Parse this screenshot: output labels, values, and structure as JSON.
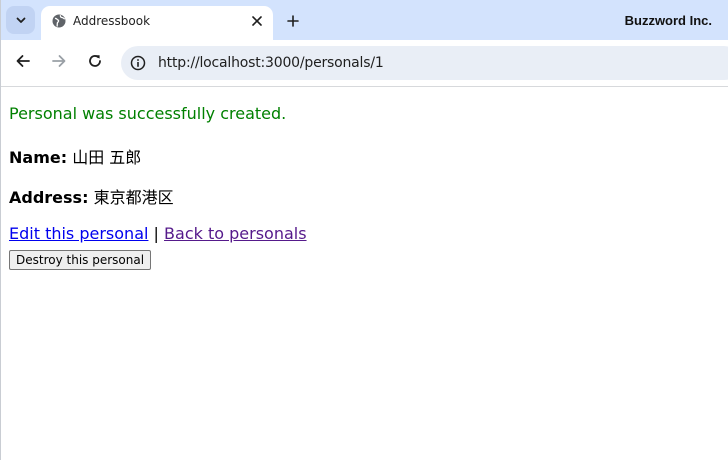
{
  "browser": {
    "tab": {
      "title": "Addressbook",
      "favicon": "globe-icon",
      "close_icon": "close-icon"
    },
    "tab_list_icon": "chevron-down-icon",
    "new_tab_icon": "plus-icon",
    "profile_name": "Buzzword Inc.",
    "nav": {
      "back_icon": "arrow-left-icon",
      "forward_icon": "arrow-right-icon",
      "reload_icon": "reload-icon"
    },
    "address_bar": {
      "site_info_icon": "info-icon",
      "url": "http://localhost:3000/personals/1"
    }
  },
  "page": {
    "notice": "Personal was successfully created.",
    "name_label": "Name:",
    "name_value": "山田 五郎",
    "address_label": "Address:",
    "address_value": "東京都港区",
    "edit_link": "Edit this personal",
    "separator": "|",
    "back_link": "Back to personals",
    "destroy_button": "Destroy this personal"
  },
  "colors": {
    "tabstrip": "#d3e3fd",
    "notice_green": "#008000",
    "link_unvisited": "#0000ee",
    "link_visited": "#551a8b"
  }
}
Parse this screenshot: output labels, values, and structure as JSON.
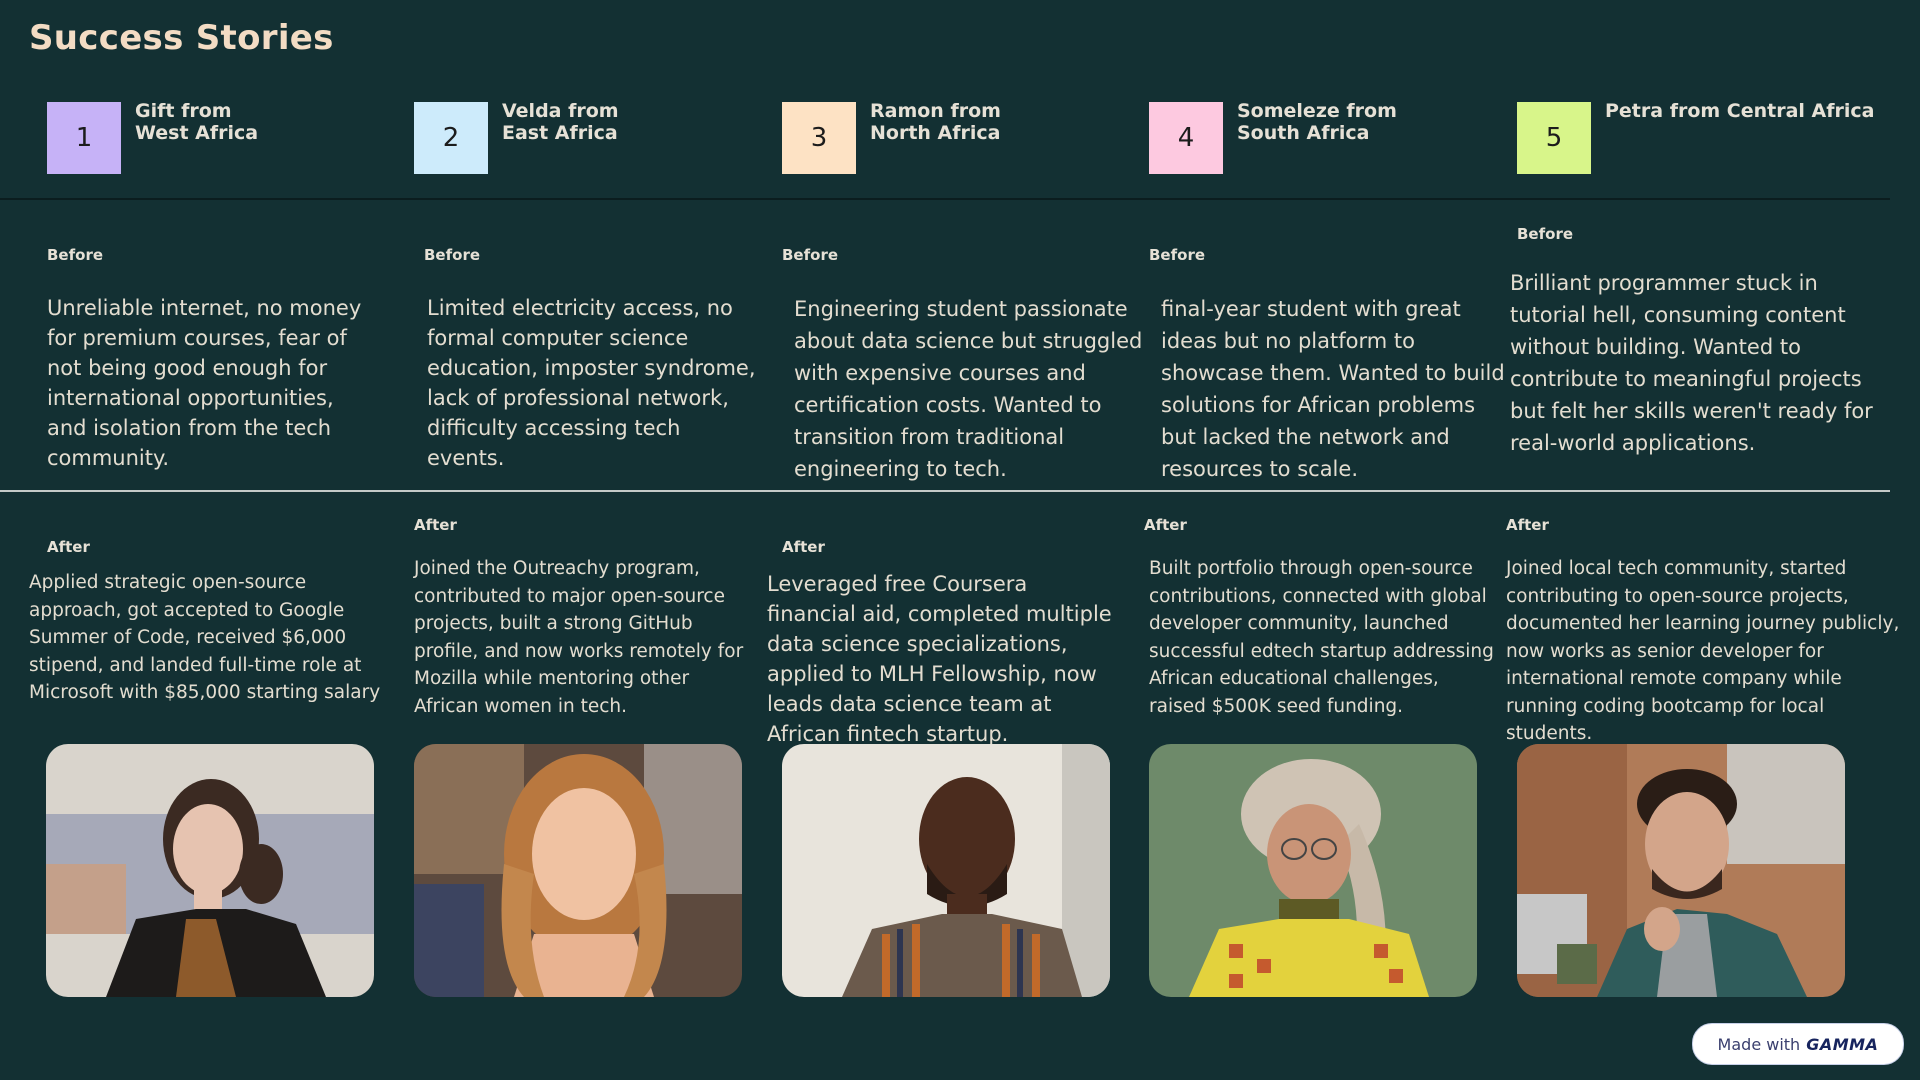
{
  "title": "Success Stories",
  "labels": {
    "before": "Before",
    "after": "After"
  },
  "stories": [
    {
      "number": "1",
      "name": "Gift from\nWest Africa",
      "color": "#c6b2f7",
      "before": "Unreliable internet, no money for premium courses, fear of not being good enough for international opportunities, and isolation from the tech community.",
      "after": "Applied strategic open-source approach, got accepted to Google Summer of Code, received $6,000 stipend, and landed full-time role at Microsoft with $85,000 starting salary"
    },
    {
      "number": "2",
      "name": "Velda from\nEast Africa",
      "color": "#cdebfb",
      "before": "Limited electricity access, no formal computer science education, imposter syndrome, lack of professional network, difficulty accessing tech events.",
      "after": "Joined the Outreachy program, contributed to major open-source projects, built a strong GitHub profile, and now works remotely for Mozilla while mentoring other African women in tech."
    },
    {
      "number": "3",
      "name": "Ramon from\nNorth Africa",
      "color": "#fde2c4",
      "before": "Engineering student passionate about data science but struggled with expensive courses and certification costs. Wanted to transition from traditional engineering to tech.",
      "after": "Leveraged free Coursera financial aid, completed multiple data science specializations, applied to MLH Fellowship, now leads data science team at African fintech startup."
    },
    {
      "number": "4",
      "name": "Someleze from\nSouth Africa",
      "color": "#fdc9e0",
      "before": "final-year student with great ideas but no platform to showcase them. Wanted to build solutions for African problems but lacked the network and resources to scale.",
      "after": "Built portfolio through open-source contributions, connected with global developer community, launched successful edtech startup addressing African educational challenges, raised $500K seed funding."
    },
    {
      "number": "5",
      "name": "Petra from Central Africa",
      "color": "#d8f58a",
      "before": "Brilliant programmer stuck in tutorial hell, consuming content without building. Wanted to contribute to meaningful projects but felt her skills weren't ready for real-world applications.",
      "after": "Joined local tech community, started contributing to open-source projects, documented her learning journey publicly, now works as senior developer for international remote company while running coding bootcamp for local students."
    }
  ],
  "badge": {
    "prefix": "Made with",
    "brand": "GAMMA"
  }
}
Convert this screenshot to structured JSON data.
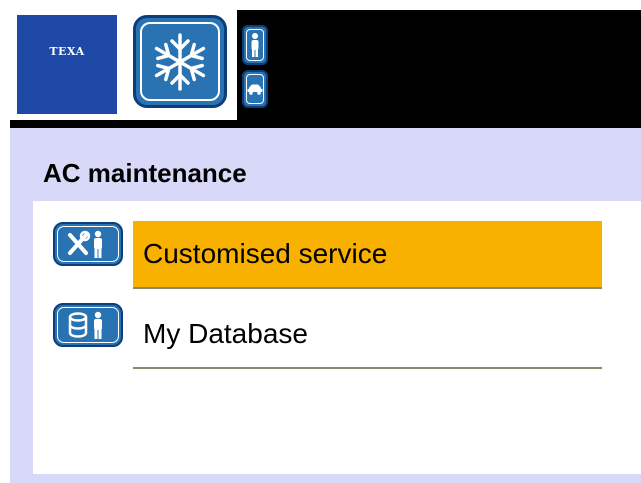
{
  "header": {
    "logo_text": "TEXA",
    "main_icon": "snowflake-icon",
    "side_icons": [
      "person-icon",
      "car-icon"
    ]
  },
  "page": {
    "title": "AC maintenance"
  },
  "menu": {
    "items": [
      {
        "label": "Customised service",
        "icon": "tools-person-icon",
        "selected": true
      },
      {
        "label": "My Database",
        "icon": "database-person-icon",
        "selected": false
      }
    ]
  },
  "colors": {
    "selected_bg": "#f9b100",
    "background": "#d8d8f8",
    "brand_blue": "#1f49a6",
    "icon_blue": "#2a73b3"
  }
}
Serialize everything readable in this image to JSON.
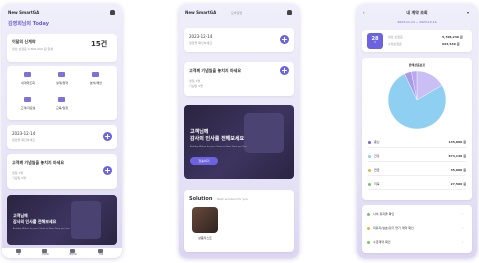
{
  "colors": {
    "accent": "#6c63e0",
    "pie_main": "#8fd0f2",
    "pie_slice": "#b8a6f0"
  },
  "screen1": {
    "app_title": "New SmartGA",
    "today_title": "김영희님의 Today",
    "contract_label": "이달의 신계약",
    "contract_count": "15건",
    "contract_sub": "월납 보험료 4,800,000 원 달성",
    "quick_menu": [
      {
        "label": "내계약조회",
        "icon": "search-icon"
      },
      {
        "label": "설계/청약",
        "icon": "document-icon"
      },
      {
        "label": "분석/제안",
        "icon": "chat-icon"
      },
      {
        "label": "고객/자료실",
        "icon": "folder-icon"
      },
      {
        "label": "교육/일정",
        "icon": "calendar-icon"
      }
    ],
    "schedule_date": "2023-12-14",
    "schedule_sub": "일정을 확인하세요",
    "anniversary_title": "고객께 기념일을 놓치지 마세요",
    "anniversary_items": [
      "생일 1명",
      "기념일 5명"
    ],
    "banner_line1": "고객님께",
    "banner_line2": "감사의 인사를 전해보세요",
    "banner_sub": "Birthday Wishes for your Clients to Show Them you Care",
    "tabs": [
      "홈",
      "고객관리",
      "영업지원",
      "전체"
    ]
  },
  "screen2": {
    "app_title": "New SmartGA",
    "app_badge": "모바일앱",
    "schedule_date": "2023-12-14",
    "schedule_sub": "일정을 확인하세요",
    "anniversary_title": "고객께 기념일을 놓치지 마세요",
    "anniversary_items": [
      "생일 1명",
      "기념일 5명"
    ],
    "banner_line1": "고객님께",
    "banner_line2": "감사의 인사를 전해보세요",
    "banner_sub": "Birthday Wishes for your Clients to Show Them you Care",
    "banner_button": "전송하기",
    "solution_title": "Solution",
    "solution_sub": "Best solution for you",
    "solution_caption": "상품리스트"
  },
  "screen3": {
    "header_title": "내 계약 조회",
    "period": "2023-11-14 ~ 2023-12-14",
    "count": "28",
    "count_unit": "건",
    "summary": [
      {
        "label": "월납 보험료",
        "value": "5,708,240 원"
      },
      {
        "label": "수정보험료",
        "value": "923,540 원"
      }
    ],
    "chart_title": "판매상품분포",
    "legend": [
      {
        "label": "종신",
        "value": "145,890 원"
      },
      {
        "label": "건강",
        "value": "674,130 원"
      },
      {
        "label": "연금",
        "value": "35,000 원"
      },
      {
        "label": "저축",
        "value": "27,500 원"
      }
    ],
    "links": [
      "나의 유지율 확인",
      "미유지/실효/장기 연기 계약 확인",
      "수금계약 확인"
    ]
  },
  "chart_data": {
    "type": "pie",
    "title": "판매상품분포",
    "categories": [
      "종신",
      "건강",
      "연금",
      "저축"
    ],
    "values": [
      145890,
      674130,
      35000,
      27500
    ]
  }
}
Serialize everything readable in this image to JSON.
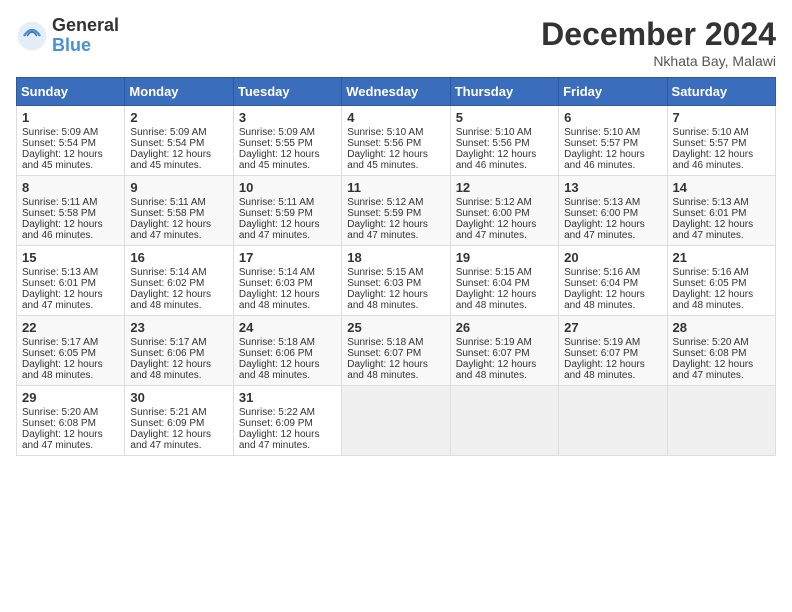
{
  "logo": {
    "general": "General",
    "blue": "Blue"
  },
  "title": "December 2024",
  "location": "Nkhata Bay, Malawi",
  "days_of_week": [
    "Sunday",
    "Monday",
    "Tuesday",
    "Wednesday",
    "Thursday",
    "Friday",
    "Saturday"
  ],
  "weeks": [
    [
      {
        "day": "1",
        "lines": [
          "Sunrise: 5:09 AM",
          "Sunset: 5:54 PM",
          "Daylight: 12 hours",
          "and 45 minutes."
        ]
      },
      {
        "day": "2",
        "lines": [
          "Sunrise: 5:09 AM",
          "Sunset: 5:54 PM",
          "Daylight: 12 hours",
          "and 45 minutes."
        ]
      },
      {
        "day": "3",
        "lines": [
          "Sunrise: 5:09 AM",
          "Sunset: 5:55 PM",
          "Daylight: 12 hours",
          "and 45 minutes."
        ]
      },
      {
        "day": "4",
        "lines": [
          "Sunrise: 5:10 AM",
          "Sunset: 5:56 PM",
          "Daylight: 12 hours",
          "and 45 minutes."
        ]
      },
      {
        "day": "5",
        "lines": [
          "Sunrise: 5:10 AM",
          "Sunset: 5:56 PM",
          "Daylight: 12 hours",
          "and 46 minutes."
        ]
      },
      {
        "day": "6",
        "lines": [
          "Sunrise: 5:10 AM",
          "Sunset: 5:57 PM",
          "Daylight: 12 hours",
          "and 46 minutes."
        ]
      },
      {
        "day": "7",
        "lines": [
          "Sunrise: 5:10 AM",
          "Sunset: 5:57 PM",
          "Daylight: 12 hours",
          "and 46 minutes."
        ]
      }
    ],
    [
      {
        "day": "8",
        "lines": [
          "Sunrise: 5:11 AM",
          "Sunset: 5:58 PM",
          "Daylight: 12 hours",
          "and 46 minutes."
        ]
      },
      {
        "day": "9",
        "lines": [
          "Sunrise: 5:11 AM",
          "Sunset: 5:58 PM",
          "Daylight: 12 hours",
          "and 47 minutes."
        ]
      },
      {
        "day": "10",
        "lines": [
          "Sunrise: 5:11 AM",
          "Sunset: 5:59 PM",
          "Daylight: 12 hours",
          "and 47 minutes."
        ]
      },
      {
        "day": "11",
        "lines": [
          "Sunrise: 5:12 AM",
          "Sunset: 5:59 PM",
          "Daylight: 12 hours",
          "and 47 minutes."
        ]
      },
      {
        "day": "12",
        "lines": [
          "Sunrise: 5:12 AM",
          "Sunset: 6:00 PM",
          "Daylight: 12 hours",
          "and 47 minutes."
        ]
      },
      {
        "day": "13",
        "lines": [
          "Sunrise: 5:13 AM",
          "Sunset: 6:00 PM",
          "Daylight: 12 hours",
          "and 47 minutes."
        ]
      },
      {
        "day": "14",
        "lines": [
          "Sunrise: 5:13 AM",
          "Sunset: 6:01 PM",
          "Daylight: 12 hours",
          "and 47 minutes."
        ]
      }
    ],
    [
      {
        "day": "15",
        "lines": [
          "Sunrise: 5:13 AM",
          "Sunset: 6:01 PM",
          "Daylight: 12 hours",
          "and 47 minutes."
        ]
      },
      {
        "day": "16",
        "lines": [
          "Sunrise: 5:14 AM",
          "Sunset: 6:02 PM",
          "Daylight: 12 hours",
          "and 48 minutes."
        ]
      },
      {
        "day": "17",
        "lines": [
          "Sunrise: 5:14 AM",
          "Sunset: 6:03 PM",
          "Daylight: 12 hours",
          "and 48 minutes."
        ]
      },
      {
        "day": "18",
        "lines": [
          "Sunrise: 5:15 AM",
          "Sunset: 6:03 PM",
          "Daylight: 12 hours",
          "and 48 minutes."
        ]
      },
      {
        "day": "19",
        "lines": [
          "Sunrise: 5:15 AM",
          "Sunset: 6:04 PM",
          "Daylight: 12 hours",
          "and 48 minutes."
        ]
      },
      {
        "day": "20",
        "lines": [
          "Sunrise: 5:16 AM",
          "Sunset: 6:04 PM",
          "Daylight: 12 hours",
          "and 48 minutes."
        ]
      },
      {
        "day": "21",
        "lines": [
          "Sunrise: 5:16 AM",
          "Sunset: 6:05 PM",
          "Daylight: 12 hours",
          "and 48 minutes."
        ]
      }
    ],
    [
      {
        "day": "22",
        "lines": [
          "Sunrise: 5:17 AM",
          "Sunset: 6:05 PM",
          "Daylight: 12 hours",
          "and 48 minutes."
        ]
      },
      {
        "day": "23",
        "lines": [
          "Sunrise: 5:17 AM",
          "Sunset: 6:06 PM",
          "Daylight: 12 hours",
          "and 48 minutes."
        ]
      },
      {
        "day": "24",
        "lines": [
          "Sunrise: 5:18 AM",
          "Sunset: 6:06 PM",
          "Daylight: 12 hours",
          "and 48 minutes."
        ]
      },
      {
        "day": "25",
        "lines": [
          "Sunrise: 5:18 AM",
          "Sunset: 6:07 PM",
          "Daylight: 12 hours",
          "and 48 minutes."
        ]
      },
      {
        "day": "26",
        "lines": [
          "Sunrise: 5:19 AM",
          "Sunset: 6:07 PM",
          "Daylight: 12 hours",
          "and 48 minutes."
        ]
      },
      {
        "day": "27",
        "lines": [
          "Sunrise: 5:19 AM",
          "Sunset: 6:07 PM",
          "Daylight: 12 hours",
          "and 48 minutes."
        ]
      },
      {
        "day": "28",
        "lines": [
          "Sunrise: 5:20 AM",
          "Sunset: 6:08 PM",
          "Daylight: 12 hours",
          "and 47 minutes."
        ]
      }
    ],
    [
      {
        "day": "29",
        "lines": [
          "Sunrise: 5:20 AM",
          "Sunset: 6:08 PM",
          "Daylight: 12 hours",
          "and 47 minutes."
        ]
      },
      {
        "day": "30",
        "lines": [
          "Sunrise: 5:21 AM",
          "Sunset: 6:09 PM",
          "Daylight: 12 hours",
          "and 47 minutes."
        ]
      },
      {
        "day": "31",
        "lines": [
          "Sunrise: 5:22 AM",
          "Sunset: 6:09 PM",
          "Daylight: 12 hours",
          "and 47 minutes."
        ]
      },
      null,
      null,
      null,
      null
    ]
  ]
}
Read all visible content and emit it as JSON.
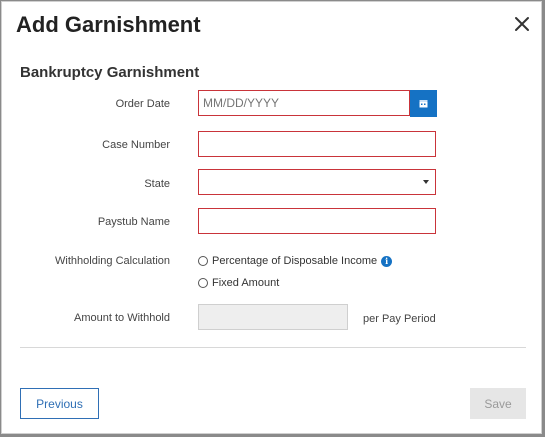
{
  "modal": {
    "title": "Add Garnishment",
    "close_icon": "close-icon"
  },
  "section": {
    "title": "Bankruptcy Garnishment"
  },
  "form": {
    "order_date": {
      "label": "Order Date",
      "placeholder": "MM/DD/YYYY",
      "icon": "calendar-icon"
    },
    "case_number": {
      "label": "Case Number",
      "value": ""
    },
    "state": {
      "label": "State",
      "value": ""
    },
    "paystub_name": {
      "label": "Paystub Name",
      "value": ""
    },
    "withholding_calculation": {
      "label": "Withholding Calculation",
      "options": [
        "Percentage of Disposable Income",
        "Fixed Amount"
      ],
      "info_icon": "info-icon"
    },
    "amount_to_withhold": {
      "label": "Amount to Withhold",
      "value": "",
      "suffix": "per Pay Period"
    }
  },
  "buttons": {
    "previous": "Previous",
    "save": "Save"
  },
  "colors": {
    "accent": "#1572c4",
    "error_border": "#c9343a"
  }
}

Work to do —
In the entries above, count each line holding "info" and report the total and nothing more.

Result for this task —
2